— Problem to solve —
Your task is to copy each line that has the word "néhány".

----

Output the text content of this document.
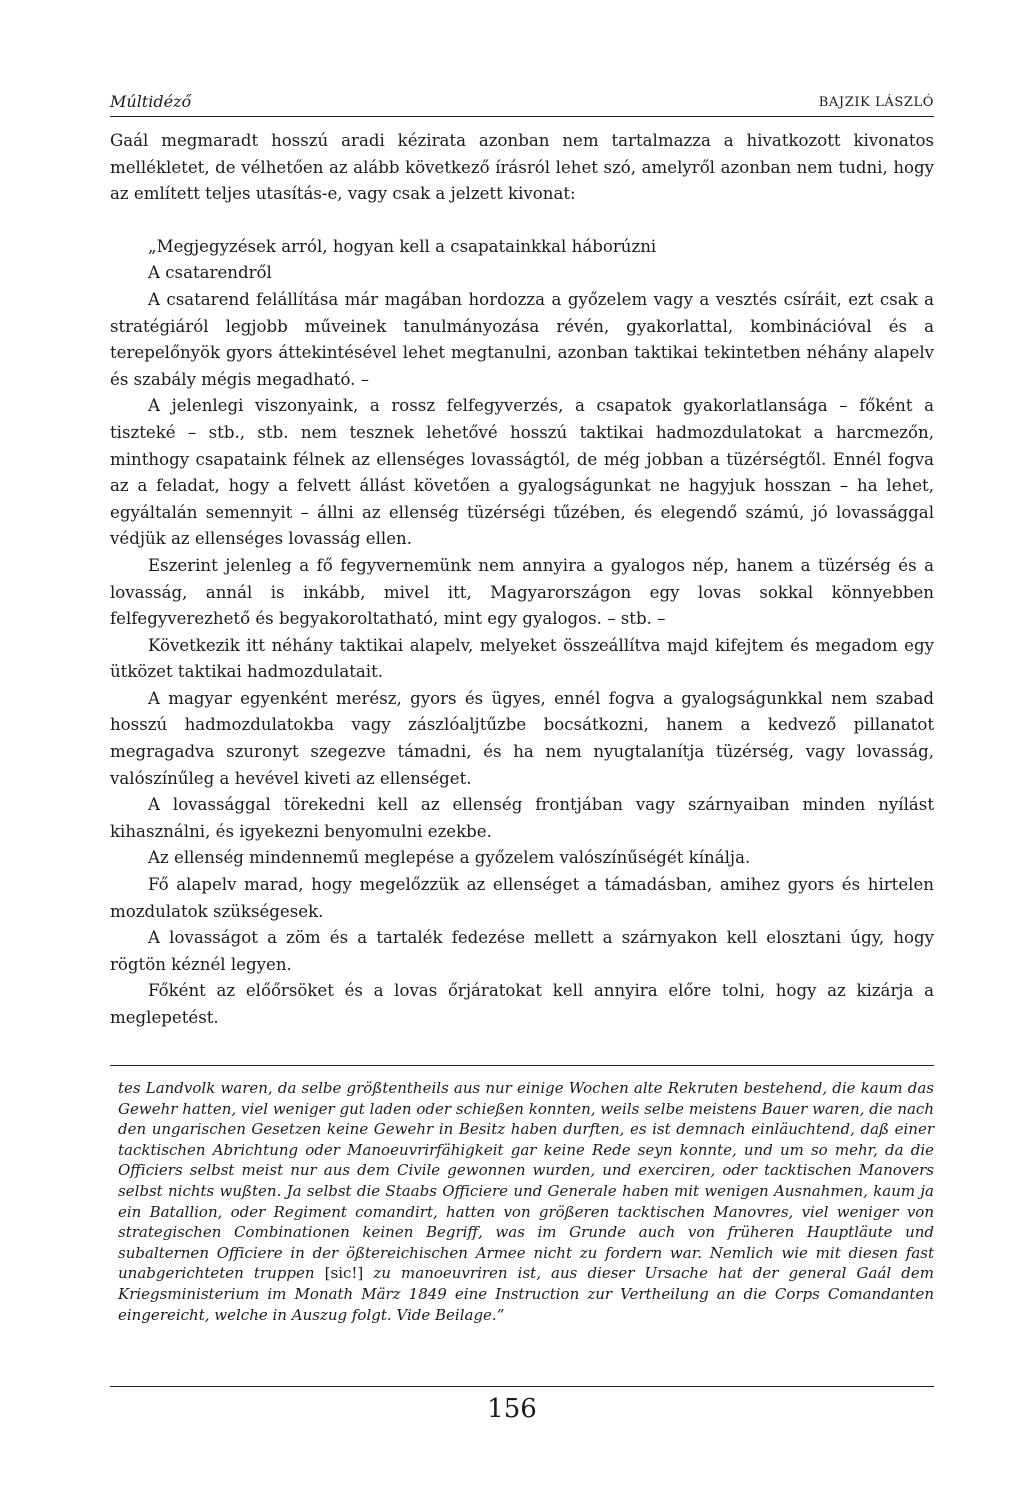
Múltidéző	BAJZIK LÁSZLÓ

Gaál megmaradt hosszú aradi kézirata azonban nem tartalmazza a hivatkozott kivonatos mellékletet, de vélhetően az alább következő írásról lehet szó, amelyről azonban nem tudni, hogy az említett teljes utasítás-e, vagy csak a jelzett kivonat:

„Megjegyzések arról, hogyan kell a csapatainkkal háborúzni

A csatarendről

A csatarend felállítása már magában hordozza a győzelem vagy a vesztés csíráit, ezt csak a stratégiáról legjobb műveinek tanulmányozása révén, gyakorlattal, kombinációval és a terepelőnyök gyors áttekintésével lehet megtanulni, azonban taktikai tekintetben néhány alapelv és szabály mégis megadható. –

A jelenlegi viszonyaink, a rossz felfegyverzés, a csapatok gyakorlatlansága – főként a tiszteké – stb., stb. nem tesznek lehetővé hosszú taktikai hadmozdulatokat a harcmezőn, minthogy csapataink félnek az ellenséges lovasságtól, de még jobban a tüzérségtől. Ennél fogva az a feladat, hogy a felvett állást követően a gyalogságunkat ne hagyjuk hosszan – ha lehet, egyáltalán semennyit – állni az ellenség tüzérségi tűzében, és elegendő számú, jó lovassággal védjük az ellenséges lovasság ellen.

Eszerint jelenleg a fő fegyvernemünk nem annyira a gyalogos nép, hanem a tüzérség és a lovasság, annál is inkább, mivel itt, Magyarországon egy lovas sokkal könnyebben felfegyverezhető és begyakoroltatható, mint egy gyalogos. – stb. –

Következik itt néhány taktikai alapelv, melyeket összeállítva majd kifejtem és megadom egy ütközet taktikai hadmozdulatait.

A magyar egyenként merész, gyors és ügyes, ennél fogva a gyalogságunkkal nem szabad hosszú hadmozdulatokba vagy zászlóaljtűzbe bocsátkozni, hanem a kedvező pillanatot megragadva szuronyt szegezve támadni, és ha nem nyugtalanítja tüzérség, vagy lovasság, valószínűleg a hevével kiveti az ellenséget.

A lovassággal törekedni kell az ellenség frontjában vagy szárnyaiban minden nyílást kihasználni, és igyekezni benyomulni ezekbe.

Az ellenség mindennemű meglepése a győzelem valószínűségét kínálja.

Fő alapelv marad, hogy megelőzzük az ellenséget a támadásban, amihez gyors és hirtelen mozdulatok szükségesek.

A lovasságot a zöm és a tartalék fedezése mellett a szárnyakon kell elosztani úgy, hogy rögtön kéznél legyen.

Főként az előőrsöket és a lovas őrjáratokat kell annyira előre tolni, hogy az kizárja a meglepetést.

tes Landvolk waren, da selbe größtentheils aus nur einige Wochen alte Rekruten bestehend, die kaum das Gewehr hatten, viel weniger gut laden oder schießen konnten, weils selbe meistens Bauer waren, die nach den ungarischen Gesetzen keine Gewehr in Besitz haben durften, es ist demnach einläuchtend, daß einer tacktischen Abrichtung oder Manoeuvrirfähigkeit gar keine Rede seyn konnte, und um so mehr, da die Officiers selbst meist nur aus dem Civile gewonnen wurden, und exerciren, oder tacktischen Manovers selbst nichts wußten. Ja selbst die Staabs Officiere und Generale haben mit wenigen Ausnahmen, kaum ja ein Batallion, oder Regiment comandirt, hatten von größeren tacktischen Manovres, viel weniger von strategischen Combinationen keinen Begriff, was im Grunde auch von früheren Hauptläute und subalternen Officiere in der ößtereichischen Armee nicht zu fordern war. Nemlich wie mit diesen fast unabgerichteten truppen [sic!] zu manoeuvriren ist, aus dieser Ursache hat der general Gaál dem Kriegsministerium im Monath März 1849 eine Instruction zur Vertheilung an die Corps Comandanten eingereicht, welche in Auszug folgt. Vide Beilage.”
156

----

— Exercise response —
A csatarend felállítása már magában hordozza a győzelem vagy a vesztés csíráit, ezt csak a stratégiáról legjobb műveinek tanulmányozása révén, gyakorlattal, kombinációval és a terepelőnyök gyors áttekintésével lehet megtanulni, azonban taktikai tekintetben néhány alapelv és szabály mégis megadható. –
Következik itt néhány taktikai alapelv, melyeket összeállítva majd kifejtem és megadom egy ütközet taktikai hadmozdulatait.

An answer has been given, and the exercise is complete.